[Problems to solve]:
1 > Copy the light box thread starting with "Experimentation is the" and going on through "to that formula.", and switch "Experimentation" to "Trial and error".
2 > In the light box thread, condense the paragraph beginning "Colour temperature is only one hurdle" into a short list that keeps its main points.

[Supplied passage]:

# Light Box Lights?



## jasonm (Nov 22, 2003)

Ive just ordered a light box ( Thanks Paul)

My question is, what kind of lights are best to light it with?

Bedside light ?

Strip light?

Halogen?

Thanks..


----------



## Roy (Feb 23, 2003)

I find the local Lighthouse useful.


----------



## jasonm (Nov 22, 2003)

But thats inevitable when your sent to the 'naughty tent' isnt it


----------



## DavidH (Feb 24, 2003)

Although I dont have one of the proper tents, I find that ordinary electric lights are not so good.

My better results have been using an LED torch or the flash and arranging it so the flash hits the outside of my bucket(read macro tent)

LED torch lighting










Flash diffused by the bucket










Incandesant electric light










Daylight, I forget what that looks like!


----------



## jasonm (Nov 22, 2003)

Cheers Dave, that Strella shot is great









I guess its just down to experimenting, I was just wondering if there was a right or wrong way to light the box


----------



## JoT (Aug 12, 2003)

I think you can get "daylight" lamps/bulbs for indoor photography Jason.


----------



## DavidH (Feb 24, 2003)

You've got it in one, experiment until you find wfat works for you and your setup. That is the beauty of digital. Imagine having to get them devoloped first and then recycle them!


----------



## DavidH (Feb 24, 2003)

JoT said:


> I think you can get "daylight" lamps/bulbs for indoor photography Jason.
> 
> 
> 
> ...


Anyone used them?

Do they fit ordinary the bulbholders that are in the house or do you have to buy a lamp?


----------



## Stan (Aug 7, 2003)

Much of the problem is to do with how well a camera can adjust its white balance. Many do quite well in automatic mode but the best resulting actinic balance will only be achieved with full manual control.

Colour temperature is only one hurdle, the other one being diffusion. Too little and there will be a lot of reflection, too much and the pictures will lack modelling and contrast.

Experimentation is the only answer and when you've found the optimum placement for the Light(s) and position of the subject then stick to that formula.

Portrait studios work to a formula to save time and to ensure consistent results.

I might try following my own advice one day.


----------



## JoT (Aug 12, 2003)

DavidH said:


> JoT said:
> 
> 
> > I think you can get "daylight" lamps/bulbs for indoor photography Jason.
> ...


Yes, many moons ago, they get hotter than normal bulbs so you have to get a lamp holder that can take the heat.


----------



## Silver Hawk (Dec 2, 2003)

Stan said:


> Much of the problem is to do with how well a camera can adjust its white balance.
> 
> 
> 
> ...


I think this is the key --- get this right and it doesn't really matter what lighting you use.

The problem is that many of the cheaper digitals only have presets for each type of lighting: one for fluorescent, one for tungsten, one for daylight etc.

Some, like my Canon G6, allow you to set the white balance by calibrating the camera against a sheet on A4 white paper. I now do this routinely for all my indoor photography and do not rely on the preset values. I'm happy with the reults... the picture below was taken with a 40cm light cube, one of those Â£5 desktop halogen lamps and strong ceiling halogen lights.

Cheers

Paul


----------



## pauluspaolo (Feb 24, 2003)

Hells teeth this is complicated - halogen this, white balance that







I just use daylight (or sometimes the flourescent lights in my kitchen - depends if it's daylight outside & how desperately I want to take a photo) and the camera in macro mode but on the automatic setting. I'm happy enough with the results I get


----------

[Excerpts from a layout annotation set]
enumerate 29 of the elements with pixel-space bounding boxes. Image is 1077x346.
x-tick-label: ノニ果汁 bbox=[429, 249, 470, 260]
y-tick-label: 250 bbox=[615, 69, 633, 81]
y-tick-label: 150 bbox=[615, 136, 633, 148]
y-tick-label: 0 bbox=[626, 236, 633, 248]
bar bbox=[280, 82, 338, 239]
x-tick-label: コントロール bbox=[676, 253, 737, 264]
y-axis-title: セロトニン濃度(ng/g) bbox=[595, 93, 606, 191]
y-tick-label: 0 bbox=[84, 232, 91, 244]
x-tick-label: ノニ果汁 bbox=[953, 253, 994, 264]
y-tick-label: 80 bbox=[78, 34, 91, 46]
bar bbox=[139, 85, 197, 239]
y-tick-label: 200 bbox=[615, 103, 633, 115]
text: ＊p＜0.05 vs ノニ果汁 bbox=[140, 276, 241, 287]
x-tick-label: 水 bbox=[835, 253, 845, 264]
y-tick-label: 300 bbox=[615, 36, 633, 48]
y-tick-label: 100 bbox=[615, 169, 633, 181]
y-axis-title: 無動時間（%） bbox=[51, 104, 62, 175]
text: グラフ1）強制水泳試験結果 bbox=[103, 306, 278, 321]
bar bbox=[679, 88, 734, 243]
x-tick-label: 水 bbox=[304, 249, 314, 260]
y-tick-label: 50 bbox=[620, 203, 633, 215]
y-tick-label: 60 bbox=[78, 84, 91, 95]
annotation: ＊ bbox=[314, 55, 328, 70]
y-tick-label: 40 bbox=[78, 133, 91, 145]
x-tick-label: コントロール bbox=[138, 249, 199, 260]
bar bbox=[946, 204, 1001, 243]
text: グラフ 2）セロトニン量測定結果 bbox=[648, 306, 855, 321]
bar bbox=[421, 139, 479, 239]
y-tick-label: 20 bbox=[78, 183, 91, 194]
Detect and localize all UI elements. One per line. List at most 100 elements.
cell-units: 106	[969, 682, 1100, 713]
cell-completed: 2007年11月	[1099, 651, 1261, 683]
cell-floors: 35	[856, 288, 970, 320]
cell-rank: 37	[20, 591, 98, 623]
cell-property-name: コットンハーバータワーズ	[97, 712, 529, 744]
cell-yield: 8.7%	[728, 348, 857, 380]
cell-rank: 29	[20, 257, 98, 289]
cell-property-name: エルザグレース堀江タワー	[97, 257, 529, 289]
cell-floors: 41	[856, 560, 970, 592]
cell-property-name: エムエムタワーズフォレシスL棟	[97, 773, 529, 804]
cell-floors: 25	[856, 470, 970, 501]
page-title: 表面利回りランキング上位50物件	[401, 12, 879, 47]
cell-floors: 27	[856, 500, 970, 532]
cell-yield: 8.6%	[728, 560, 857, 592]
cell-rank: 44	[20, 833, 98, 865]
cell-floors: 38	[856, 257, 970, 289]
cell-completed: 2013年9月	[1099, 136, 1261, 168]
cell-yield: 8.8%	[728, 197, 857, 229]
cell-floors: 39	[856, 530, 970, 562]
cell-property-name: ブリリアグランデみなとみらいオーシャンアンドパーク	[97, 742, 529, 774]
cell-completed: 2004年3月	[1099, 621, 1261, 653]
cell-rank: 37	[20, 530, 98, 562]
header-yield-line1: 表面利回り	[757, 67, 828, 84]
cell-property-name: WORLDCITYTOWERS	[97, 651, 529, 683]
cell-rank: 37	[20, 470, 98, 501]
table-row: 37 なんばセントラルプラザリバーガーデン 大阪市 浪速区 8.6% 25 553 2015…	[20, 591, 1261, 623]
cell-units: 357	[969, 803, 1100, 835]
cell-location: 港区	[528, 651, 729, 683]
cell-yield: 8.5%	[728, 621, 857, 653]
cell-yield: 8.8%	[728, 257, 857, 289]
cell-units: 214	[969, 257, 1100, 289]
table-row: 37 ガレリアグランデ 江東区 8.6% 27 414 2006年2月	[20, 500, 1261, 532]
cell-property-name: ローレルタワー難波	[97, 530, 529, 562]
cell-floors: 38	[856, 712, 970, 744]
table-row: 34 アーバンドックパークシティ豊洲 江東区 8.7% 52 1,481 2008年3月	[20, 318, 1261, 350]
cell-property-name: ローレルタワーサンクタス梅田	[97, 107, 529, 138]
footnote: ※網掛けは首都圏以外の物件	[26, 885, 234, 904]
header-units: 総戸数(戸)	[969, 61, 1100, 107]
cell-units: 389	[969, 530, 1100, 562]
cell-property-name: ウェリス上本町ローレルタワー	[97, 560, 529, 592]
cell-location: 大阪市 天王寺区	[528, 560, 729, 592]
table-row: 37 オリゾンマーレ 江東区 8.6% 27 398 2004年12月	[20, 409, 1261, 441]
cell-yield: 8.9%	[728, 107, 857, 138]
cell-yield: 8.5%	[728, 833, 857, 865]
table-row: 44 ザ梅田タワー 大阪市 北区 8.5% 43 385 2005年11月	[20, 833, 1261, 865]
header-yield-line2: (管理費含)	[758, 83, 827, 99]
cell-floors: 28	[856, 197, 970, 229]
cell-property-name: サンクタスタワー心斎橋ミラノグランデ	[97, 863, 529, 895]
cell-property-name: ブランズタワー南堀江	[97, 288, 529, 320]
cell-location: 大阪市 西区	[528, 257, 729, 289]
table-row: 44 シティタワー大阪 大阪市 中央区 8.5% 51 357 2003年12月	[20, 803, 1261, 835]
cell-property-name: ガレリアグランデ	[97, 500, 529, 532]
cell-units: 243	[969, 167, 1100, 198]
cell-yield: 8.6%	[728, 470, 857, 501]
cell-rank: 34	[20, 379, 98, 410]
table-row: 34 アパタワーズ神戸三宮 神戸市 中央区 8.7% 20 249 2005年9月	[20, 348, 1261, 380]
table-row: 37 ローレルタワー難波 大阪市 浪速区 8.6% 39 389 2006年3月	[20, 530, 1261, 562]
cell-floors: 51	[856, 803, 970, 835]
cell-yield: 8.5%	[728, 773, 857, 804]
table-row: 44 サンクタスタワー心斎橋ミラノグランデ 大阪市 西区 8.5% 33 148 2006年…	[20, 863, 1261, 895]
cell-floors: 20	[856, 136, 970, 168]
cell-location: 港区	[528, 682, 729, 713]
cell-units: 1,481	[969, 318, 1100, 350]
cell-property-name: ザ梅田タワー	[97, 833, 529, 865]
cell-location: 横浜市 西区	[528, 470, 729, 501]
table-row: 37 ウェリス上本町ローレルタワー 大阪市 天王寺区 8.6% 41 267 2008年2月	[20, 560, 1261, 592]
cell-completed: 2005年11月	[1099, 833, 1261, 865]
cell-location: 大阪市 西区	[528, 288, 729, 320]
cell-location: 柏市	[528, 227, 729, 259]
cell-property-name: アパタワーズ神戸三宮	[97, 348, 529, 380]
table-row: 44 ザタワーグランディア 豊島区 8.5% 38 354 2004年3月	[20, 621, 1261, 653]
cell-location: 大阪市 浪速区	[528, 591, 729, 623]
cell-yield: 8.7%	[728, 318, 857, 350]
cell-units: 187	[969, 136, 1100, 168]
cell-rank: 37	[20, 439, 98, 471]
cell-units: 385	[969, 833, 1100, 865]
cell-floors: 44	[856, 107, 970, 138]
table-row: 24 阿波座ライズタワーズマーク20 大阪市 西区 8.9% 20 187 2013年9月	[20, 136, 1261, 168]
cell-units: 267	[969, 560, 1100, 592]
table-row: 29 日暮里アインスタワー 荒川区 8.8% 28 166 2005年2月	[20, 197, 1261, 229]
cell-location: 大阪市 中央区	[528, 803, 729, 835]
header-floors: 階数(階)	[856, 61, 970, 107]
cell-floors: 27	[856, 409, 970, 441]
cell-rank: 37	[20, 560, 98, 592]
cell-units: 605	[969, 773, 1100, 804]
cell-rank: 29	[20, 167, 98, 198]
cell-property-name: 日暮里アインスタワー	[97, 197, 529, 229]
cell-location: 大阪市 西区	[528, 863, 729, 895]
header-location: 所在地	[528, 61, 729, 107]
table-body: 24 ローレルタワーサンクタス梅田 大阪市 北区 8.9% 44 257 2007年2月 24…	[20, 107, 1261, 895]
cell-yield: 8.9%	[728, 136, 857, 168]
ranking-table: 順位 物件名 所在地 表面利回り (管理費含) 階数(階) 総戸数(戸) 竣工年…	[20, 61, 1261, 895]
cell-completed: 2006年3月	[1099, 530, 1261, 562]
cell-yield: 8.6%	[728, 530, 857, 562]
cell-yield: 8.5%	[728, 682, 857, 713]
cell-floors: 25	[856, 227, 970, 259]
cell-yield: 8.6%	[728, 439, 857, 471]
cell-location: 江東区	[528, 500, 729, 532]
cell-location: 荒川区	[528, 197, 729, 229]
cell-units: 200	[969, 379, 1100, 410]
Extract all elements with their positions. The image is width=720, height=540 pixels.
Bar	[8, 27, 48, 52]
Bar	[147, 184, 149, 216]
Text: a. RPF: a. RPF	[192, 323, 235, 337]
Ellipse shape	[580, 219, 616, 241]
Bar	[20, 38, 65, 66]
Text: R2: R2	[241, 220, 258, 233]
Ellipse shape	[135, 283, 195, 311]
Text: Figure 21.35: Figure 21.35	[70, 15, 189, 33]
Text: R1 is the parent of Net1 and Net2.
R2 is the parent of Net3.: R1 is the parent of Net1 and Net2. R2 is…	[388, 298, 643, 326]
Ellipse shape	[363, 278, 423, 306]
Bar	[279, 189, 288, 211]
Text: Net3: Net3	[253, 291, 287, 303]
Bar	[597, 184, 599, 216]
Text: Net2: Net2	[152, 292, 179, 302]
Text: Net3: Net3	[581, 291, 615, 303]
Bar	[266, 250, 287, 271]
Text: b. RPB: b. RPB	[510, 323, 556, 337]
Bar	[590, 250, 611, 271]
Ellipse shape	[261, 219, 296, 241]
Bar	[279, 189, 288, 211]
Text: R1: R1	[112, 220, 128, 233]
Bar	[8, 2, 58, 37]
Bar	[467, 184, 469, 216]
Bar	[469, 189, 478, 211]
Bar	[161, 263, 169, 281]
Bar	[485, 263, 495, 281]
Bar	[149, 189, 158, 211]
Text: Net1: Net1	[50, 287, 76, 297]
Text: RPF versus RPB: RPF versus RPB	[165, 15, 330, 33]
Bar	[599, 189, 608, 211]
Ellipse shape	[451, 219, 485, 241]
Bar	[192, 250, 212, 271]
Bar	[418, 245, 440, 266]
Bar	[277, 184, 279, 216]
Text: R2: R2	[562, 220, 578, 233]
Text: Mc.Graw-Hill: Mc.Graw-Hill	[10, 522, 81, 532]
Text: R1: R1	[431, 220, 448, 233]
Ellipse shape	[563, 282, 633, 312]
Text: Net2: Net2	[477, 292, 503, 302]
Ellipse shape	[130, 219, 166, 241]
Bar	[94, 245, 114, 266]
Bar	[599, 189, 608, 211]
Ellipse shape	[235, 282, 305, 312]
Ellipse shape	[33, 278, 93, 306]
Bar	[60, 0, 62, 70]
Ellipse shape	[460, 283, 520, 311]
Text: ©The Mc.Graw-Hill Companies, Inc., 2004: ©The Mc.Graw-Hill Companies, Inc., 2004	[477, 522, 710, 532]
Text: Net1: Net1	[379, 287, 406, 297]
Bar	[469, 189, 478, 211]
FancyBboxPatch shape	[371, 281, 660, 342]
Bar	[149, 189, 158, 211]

[Results of the tasks]:
1 >
Trial and error is the only answer and when you've found the optimum placement for the Light(s) and position of the subject then stick to that formula.

2 >
- Color temperature is one hurdle, and diffusion is the other.
- Too little diffusion causes a lot of reflection.
- Too much diffusion leaves pictures lacking modeling and contrast.